*** Listed entries
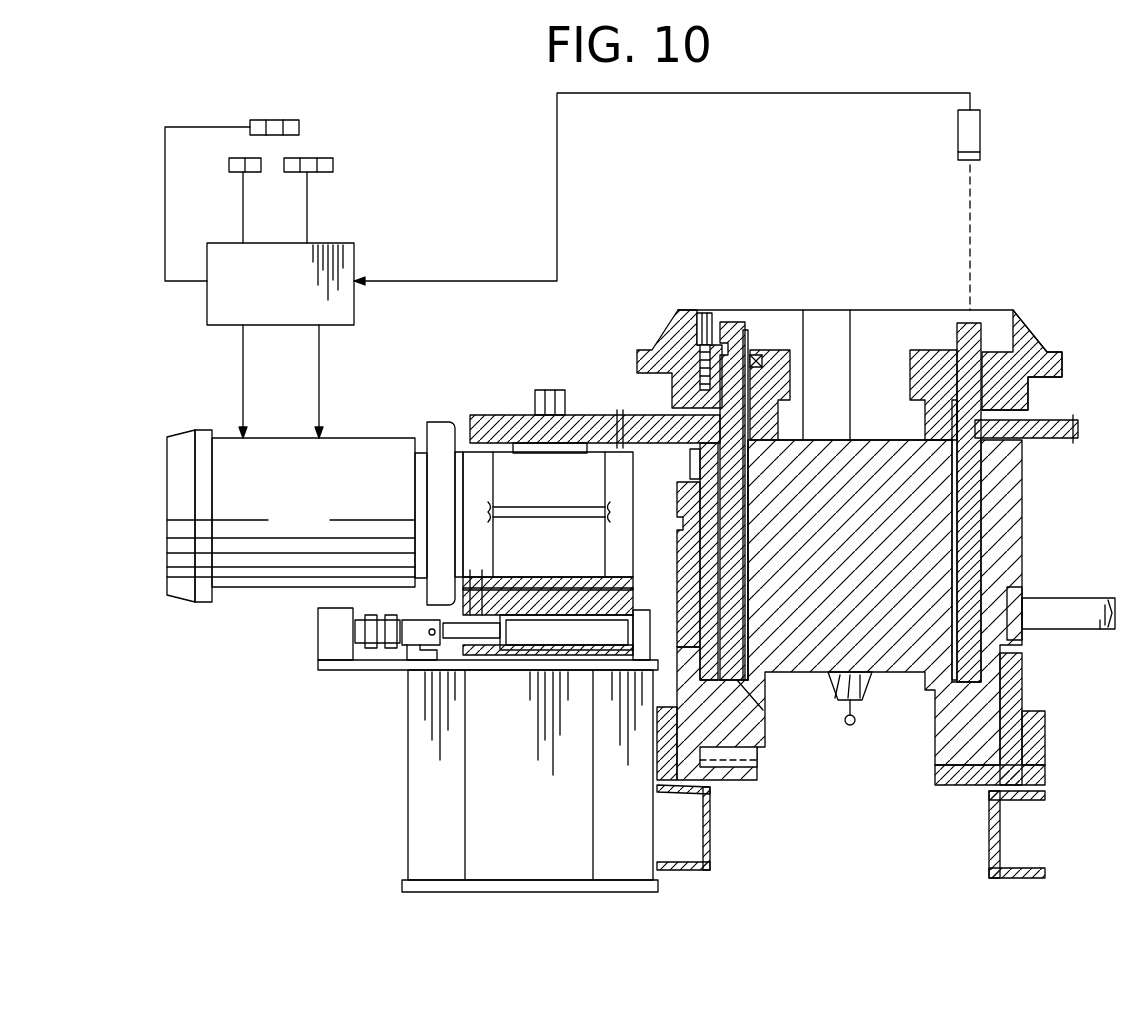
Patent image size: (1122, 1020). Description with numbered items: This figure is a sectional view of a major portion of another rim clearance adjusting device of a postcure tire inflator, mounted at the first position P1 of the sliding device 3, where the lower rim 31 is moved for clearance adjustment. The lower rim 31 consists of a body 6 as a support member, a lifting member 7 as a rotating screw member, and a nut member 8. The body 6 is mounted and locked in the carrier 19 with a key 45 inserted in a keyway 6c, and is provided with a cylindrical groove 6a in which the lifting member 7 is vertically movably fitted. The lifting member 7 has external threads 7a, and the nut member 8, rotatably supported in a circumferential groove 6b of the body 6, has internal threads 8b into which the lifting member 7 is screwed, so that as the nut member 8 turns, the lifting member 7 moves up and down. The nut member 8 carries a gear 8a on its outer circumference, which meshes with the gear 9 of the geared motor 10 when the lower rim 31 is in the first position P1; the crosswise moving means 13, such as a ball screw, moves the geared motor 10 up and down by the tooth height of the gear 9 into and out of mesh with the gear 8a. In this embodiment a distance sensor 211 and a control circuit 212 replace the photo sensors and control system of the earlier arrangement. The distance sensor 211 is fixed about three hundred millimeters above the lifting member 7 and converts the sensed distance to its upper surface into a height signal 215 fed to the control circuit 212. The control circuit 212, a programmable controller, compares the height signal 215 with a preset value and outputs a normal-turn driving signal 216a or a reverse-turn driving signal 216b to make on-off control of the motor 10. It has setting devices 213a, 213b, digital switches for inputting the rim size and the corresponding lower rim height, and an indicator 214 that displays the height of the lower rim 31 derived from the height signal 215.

The indicator 214 is at (299, 127).
The setting device 213a is at (229, 165).
The setting device 213b is at (333, 165).
The control circuit 212 is at (354, 255).
The height signal 215 is at (403, 282).
The normal-turn driving signal 216a is at (243, 350).
The reverse-turn driving signal 216b is at (320, 370).
The distance sensor 211 is at (985, 143).
The geared motor 10 is at (320, 524).
The nut member 8 is at (653, 415).
The gear 9 is at (510, 415).
The gear 8a is at (617, 415).
The internal threads 8b is at (718, 455).
The circumferential groove 6b is at (690, 518).
The lifting member 7 is at (733, 322).
The external threads 7a is at (712, 468).
The lower rim 31 is at (1017, 312).
The body 6 is at (858, 571).
The cylindrical groove 6a is at (750, 546).
The keyway 6c is at (753, 745).
The key 45 is at (750, 752).
The carrier 19 is at (1015, 690).
The first position P1 is at (850, 728).
The sliding device 3 is at (712, 820).
The crosswise moving means 13 is at (525, 633).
******
What this task involves. Reproduce all of the material above word for word, but leave out the picture.

Worked answer.
Patent image size: (1122, 1020). Description with numbered items: This figure is a sectional view of a major portion of another rim clearance adjusting device of a postcure tire inflator, mounted at the first position P1 of the sliding device 3, where the lower rim 31 is moved for clearance adjustment. The lower rim 31 consists of a body 6 as a support member, a lifting member 7 as a rotating screw member, and a nut member 8. The body 6 is mounted and locked in the carrier 19 with a key 45 inserted in a keyway 6c, and is provided with a cylindrical groove 6a in which the lifting member 7 is vertically movably fitted. The lifting member 7 has external threads 7a, and the nut member 8, rotatably supported in a circumferential groove 6b of the body 6, has internal threads 8b into which the lifting member 7 is screwed, so that as the nut member 8 turns, the lifting member 7 moves up and down. The nut member 8 carries a gear 8a on its outer circumference, which meshes with the gear 9 of the geared motor 10 when the lower rim 31 is in the first position P1; the crosswise moving means 13, such as a ball screw, moves the geared motor 10 up and down by the tooth height of the gear 9 into and out of mesh with the gear 8a. In this embodiment a distance sensor 211 and a control circuit 212 replace the photo sensors and control system of the earlier arrangement. The distance sensor 211 is fixed about three hundred millimeters above the lifting member 7 and converts the sensed distance to its upper surface into a height signal 215 fed to the control circuit 212. The control circuit 212, a programmable controller, compares the height signal 215 with a preset value and outputs a normal-turn driving signal 216a or a reverse-turn driving signal 216b to make on-off control of the motor 10. It has setting devices 213a, 213b, digital switches for inputting the rim size and the corresponding lower rim height, and an indicator 214 that displays the height of the lower rim 31 derived from the height signal 215.

The indicator 214 is at (299, 127).
The setting device 213a is at (229, 165).
The setting device 213b is at (333, 165).
The control circuit 212 is at (354, 255).
The height signal 215 is at (403, 282).
The normal-turn driving signal 216a is at (243, 350).
The reverse-turn driving signal 216b is at (320, 370).
The distance sensor 211 is at (985, 143).
The geared motor 10 is at (320, 524).
The nut member 8 is at (653, 415).
The gear 9 is at (510, 415).
The gear 8a is at (617, 415).
The internal threads 8b is at (718, 455).
The circumferential groove 6b is at (690, 518).
The lifting member 7 is at (733, 322).
The external threads 7a is at (712, 468).
The lower rim 31 is at (1017, 312).
The body 6 is at (858, 571).
The cylindrical groove 6a is at (750, 546).
The keyway 6c is at (753, 745).
The key 45 is at (750, 752).
The carrier 19 is at (1015, 690).
The first position P1 is at (850, 728).
The sliding device 3 is at (712, 820).
The crosswise moving means 13 is at (525, 633).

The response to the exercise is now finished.